Items from a data collection
==*==

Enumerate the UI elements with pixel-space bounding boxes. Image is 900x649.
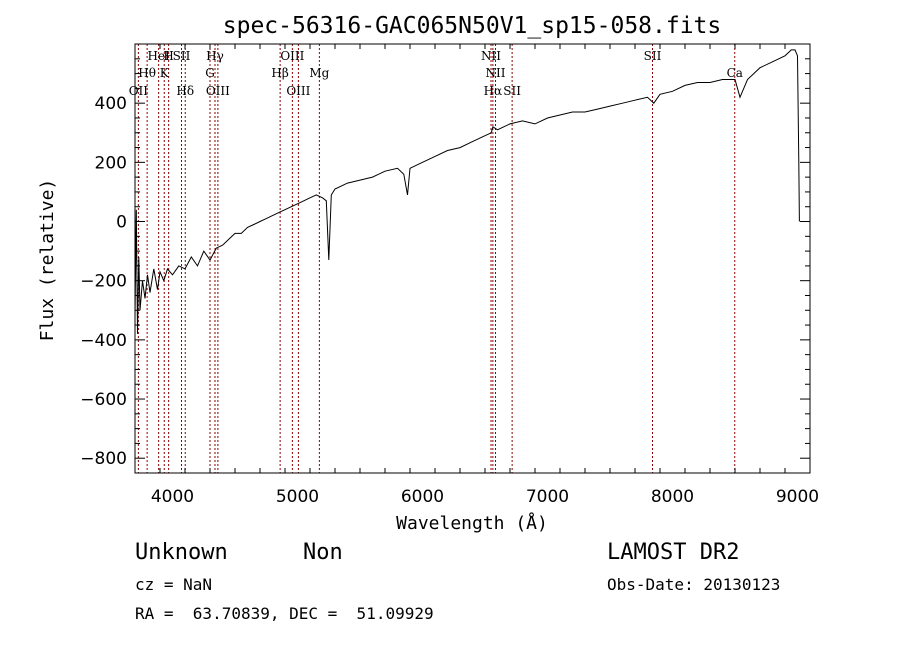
x-tick-label: 9000	[776, 487, 819, 507]
object-class: Unknown	[135, 540, 228, 565]
y-tick-label: −200	[80, 272, 127, 292]
spectral-line-label: Hα	[484, 84, 503, 98]
spectral-line-label: NII	[481, 49, 501, 63]
y-tick-label: −800	[80, 449, 127, 469]
spectral-line-labels: OIIHθHeIKHSIIHδGHγOIIIHβOIIIOIIIMgNIIHαN…	[129, 49, 743, 98]
y-axis: −800 −600 −400 −200 0 200 400	[80, 43, 810, 469]
x-axis-label: Wavelength (Å)	[396, 512, 548, 534]
spectral-line-label: SII	[173, 49, 191, 63]
obs-date: Obs-Date: 20130123	[607, 575, 780, 594]
survey-name: LAMOST DR2	[607, 540, 739, 565]
spectral-line-label: Hβ	[271, 66, 288, 80]
chart-title: spec-56316-GAC065N50V1_sp15-058.fits	[223, 13, 722, 39]
plot-frame	[134, 43, 811, 474]
spectral-line-label: OIII	[280, 49, 304, 63]
y-tick-label: 400	[95, 94, 127, 114]
spectral-line-label: Hγ	[206, 49, 224, 63]
spectral-line-label: Hδ	[176, 84, 194, 98]
x-tick-label: 5000	[276, 487, 319, 507]
spectral-line-label: Mg	[309, 66, 329, 80]
y-axis-label: Flux (relative)	[37, 179, 58, 342]
spectral-line-label: K	[160, 66, 170, 80]
y-tick-label: 0	[116, 213, 127, 233]
spectral-line-label: HeI	[147, 49, 170, 63]
spectral-line-label: G	[205, 66, 215, 80]
spectral-line-markers	[137, 44, 736, 473]
spectral-line-label: Ca	[727, 66, 743, 80]
coordinates: RA = 63.70839, DEC = 51.09929	[135, 604, 434, 623]
spectral-line-label: OIII	[206, 84, 230, 98]
spectral-line-label: NII	[486, 66, 506, 80]
spectral-line-label: OIII	[286, 84, 310, 98]
spectral-line-label: OII	[129, 84, 149, 98]
redshift-value: cz = NaN	[135, 575, 212, 594]
spectral-line-label: Hθ	[138, 66, 156, 80]
spectral-line-label: SII	[644, 49, 662, 63]
x-tick-label: 7000	[526, 487, 569, 507]
x-tick-label: 8000	[651, 487, 694, 507]
spectral-line-label: SII	[503, 84, 521, 98]
x-axis: 4000 5000 6000 7000 8000 9000	[134, 44, 819, 507]
y-tick-label: −400	[80, 331, 127, 351]
spectral-line-label: H	[163, 49, 173, 63]
y-tick-label: −600	[80, 390, 127, 410]
x-tick-label: 4000	[151, 487, 194, 507]
object-subclass: Non	[303, 540, 343, 565]
x-tick-label: 6000	[401, 487, 444, 507]
y-tick-label: 200	[95, 153, 127, 173]
spectrum-series-line	[134, 49, 800, 334]
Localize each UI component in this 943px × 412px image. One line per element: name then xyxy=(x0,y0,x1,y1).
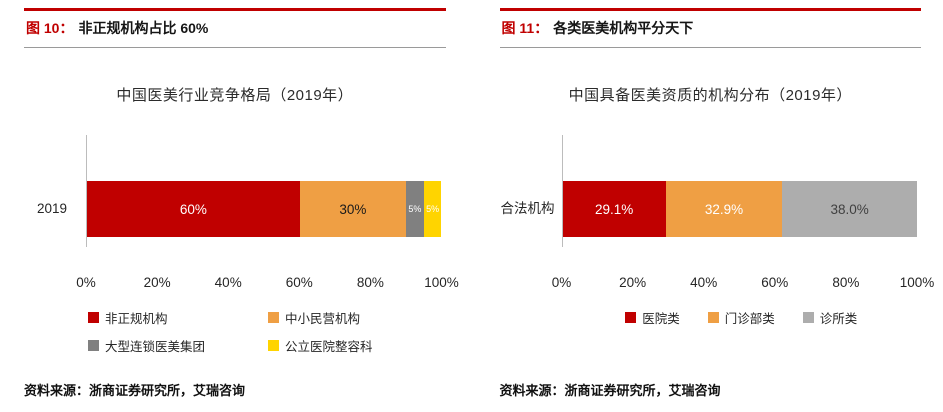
legend-label: 公立医院整容科 xyxy=(285,340,373,354)
figure-caption: 图 11： 各类医美机构平分天下 xyxy=(499,8,921,48)
plot-area: 2019 60% 30% 5% 5% xyxy=(37,135,442,247)
x-tick-label: 0% xyxy=(76,275,96,290)
legend-label: 中小民营机构 xyxy=(285,312,361,326)
category-label: 2019 xyxy=(36,201,68,217)
figure-number: 图 10： xyxy=(26,20,74,36)
chart-competition-landscape: 中国医美行业竞争格局（2019年） 2019 60% 30% 5% 5% 0% 20% 4… xyxy=(24,48,459,380)
figure-caption-text: 各类医美机构平分天下 xyxy=(553,20,694,36)
bar-segment-label: 30% xyxy=(339,201,367,217)
x-tick-label: 100% xyxy=(899,275,935,290)
bar-segment: 29.1% xyxy=(562,181,666,237)
legend-item: 中小民营机构 xyxy=(268,308,446,327)
legend-item: 门诊部类 xyxy=(707,308,775,327)
legend-swatch xyxy=(88,312,99,323)
bar-segment: 30% xyxy=(299,181,407,237)
category-label: 合法机构 xyxy=(500,201,555,217)
stacked-bar: 29.1% 32.9% 38.0% xyxy=(562,181,918,237)
legend: 医院类 门诊部类 诊所类 xyxy=(562,308,922,327)
bar-segment-label: 5% xyxy=(408,204,422,214)
legend-item: 公立医院整容科 xyxy=(268,336,446,355)
x-tick-label: 60% xyxy=(285,275,313,290)
x-tick-label: 40% xyxy=(214,275,242,290)
x-tick-label: 0% xyxy=(551,275,572,290)
legend-swatch xyxy=(268,340,279,351)
source-note: 资料来源：浙商证券研究所，艾瑞咨询 xyxy=(24,383,246,398)
legend-label: 大型连锁医美集团 xyxy=(105,340,206,354)
chart-title: 中国医美行业竞争格局（2019年） xyxy=(116,87,354,104)
legend-item: 非正规机构 xyxy=(88,308,268,327)
source-note: 资料来源：浙商证券研究所，艾瑞咨询 xyxy=(499,383,721,398)
chart-qualified-institutions: 中国具备医美资质的机构分布（2019年） 合法机构 29.1% 32.9% 38.0… xyxy=(500,48,935,380)
x-axis-ticks: 0% 20% 40% 60% 80% 100% xyxy=(552,275,935,292)
legend-item: 诊所类 xyxy=(802,308,858,327)
bar-segment-label: 32.9% xyxy=(704,201,744,217)
x-axis-ticks: 0% 20% 40% 60% 80% 100% xyxy=(76,275,459,292)
legend-swatch xyxy=(707,312,719,323)
x-tick-label: 80% xyxy=(356,275,384,290)
x-tick-label: 40% xyxy=(690,275,718,290)
figure-caption: 图 10： 非正规机构占比 60% xyxy=(24,8,446,48)
figure-number: 图 11： xyxy=(501,20,549,36)
bar-segment-label: 38.0% xyxy=(830,201,869,217)
bar-segment: 60% xyxy=(87,181,300,237)
legend-swatch xyxy=(625,312,637,323)
stacked-bar: 60% 30% 5% 5% xyxy=(87,181,442,237)
bar-segment: 5% xyxy=(423,181,442,237)
legend-label: 诊所类 xyxy=(819,312,858,326)
figure-panel-10: 图 10： 非正规机构占比 60% 中国医美行业竞争格局（2019年） 2019 … xyxy=(24,8,459,412)
bar-segment: 5% xyxy=(406,181,424,237)
x-tick-label: 20% xyxy=(143,275,171,290)
legend-item: 大型连锁医美集团 xyxy=(88,336,268,355)
x-tick-label: 60% xyxy=(761,275,789,290)
legend-label: 门诊部类 xyxy=(724,312,775,326)
chart-title: 中国具备医美资质的机构分布（2019年） xyxy=(568,87,852,104)
legend-label: 医院类 xyxy=(642,312,680,326)
bar-segment-label: 60% xyxy=(179,201,207,217)
figure-caption-text: 非正规机构占比 60% xyxy=(78,20,209,36)
legend-swatch xyxy=(268,312,279,323)
bar-segment-label: 29.1% xyxy=(594,201,634,217)
x-tick-label: 80% xyxy=(832,275,860,290)
legend-label: 非正规机构 xyxy=(105,312,168,326)
figure-panel-11: 图 11： 各类医美机构平分天下 中国具备医美资质的机构分布（2019年） 合法机… xyxy=(499,8,935,412)
legend: 非正规机构 中小民营机构大型连锁医美集团 公立医院整容科 xyxy=(88,308,446,355)
x-tick-label: 100% xyxy=(424,275,459,290)
legend-swatch xyxy=(88,340,99,351)
legend-item: 医院类 xyxy=(625,308,680,327)
plot-area: 合法机构 29.1% 32.9% 38.0% xyxy=(501,135,918,247)
bar-segment: 38.0% xyxy=(782,181,917,237)
x-tick-label: 20% xyxy=(619,275,647,290)
bar-segment: 32.9% xyxy=(665,181,783,237)
legend-swatch xyxy=(802,312,814,323)
bar-segment-label: 5% xyxy=(426,204,440,214)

==*==

* What is required
Copy the lines word for word, beginning at the line that contains "legend-label: 公立医院整容科 xyxy=(285,340,373,354)" and ending after the line that contains "legend-label: 诊所类 xyxy=(819,312,858,326)".

* Response to the task
legend-label: 公立医院整容科 xyxy=(285,340,373,354)
figure-caption: 图 11： 各类医美机构平分天下 xyxy=(499,8,921,48)
plot-area: 2019 60% 30% 5% 5% xyxy=(37,135,442,247)
x-tick-label: 0% xyxy=(76,275,96,290)
legend-label: 中小民营机构 xyxy=(285,312,361,326)
category-label: 2019 xyxy=(36,201,68,217)
figure-number: 图 10： xyxy=(26,20,74,36)
chart-competition-landscape: 中国医美行业竞争格局（2019年） 2019 60% 30% 5% 5% 0% 20% 4… xyxy=(24,48,459,380)
figure-caption-text: 各类医美机构平分天下 xyxy=(553,20,694,36)
bar-segment-label: 30% xyxy=(339,201,367,217)
x-tick-label: 100% xyxy=(899,275,935,290)
bar-segment: 29.1% xyxy=(562,181,666,237)
legend-item: 中小民营机构 xyxy=(268,308,446,327)
legend-item: 门诊部类 xyxy=(707,308,775,327)
legend-swatch xyxy=(88,312,99,323)
bar-segment: 30% xyxy=(299,181,407,237)
category-label: 合法机构 xyxy=(500,201,555,217)
stacked-bar: 29.1% 32.9% 38.0% xyxy=(562,181,918,237)
legend: 医院类 门诊部类 诊所类 xyxy=(562,308,922,327)
bar-segment-label: 5% xyxy=(408,204,422,214)
legend-item: 公立医院整容科 xyxy=(268,336,446,355)
x-tick-label: 60% xyxy=(285,275,313,290)
x-tick-label: 40% xyxy=(214,275,242,290)
x-tick-label: 0% xyxy=(551,275,572,290)
legend-swatch xyxy=(268,340,279,351)
source-note: 资料来源：浙商证券研究所，艾瑞咨询 xyxy=(24,383,246,398)
legend-label: 大型连锁医美集团 xyxy=(105,340,206,354)
chart-title: 中国医美行业竞争格局（2019年） xyxy=(116,87,354,104)
legend-item: 非正规机构 xyxy=(88,308,268,327)
source-note: 资料来源：浙商证券研究所，艾瑞咨询 xyxy=(499,383,721,398)
chart-qualified-institutions: 中国具备医美资质的机构分布（2019年） 合法机构 29.1% 32.9% 38.0… xyxy=(500,48,935,380)
x-axis-ticks: 0% 20% 40% 60% 80% 100% xyxy=(552,275,935,292)
legend-item: 诊所类 xyxy=(802,308,858,327)
bar-segment-label: 32.9% xyxy=(704,201,744,217)
x-axis-ticks: 0% 20% 40% 60% 80% 100% xyxy=(76,275,459,292)
legend-swatch xyxy=(707,312,719,323)
x-tick-label: 80% xyxy=(356,275,384,290)
x-tick-label: 40% xyxy=(690,275,718,290)
figure-caption: 图 10： 非正规机构占比 60% xyxy=(24,8,446,48)
figure-number: 图 11： xyxy=(501,20,549,36)
bar-segment-label: 38.0% xyxy=(830,201,869,217)
bar-segment: 60% xyxy=(87,181,300,237)
legend-swatch xyxy=(625,312,637,323)
stacked-bar: 60% 30% 5% 5% xyxy=(87,181,442,237)
bar-segment: 5% xyxy=(423,181,442,237)
legend-label: 诊所类 xyxy=(819,312,858,326)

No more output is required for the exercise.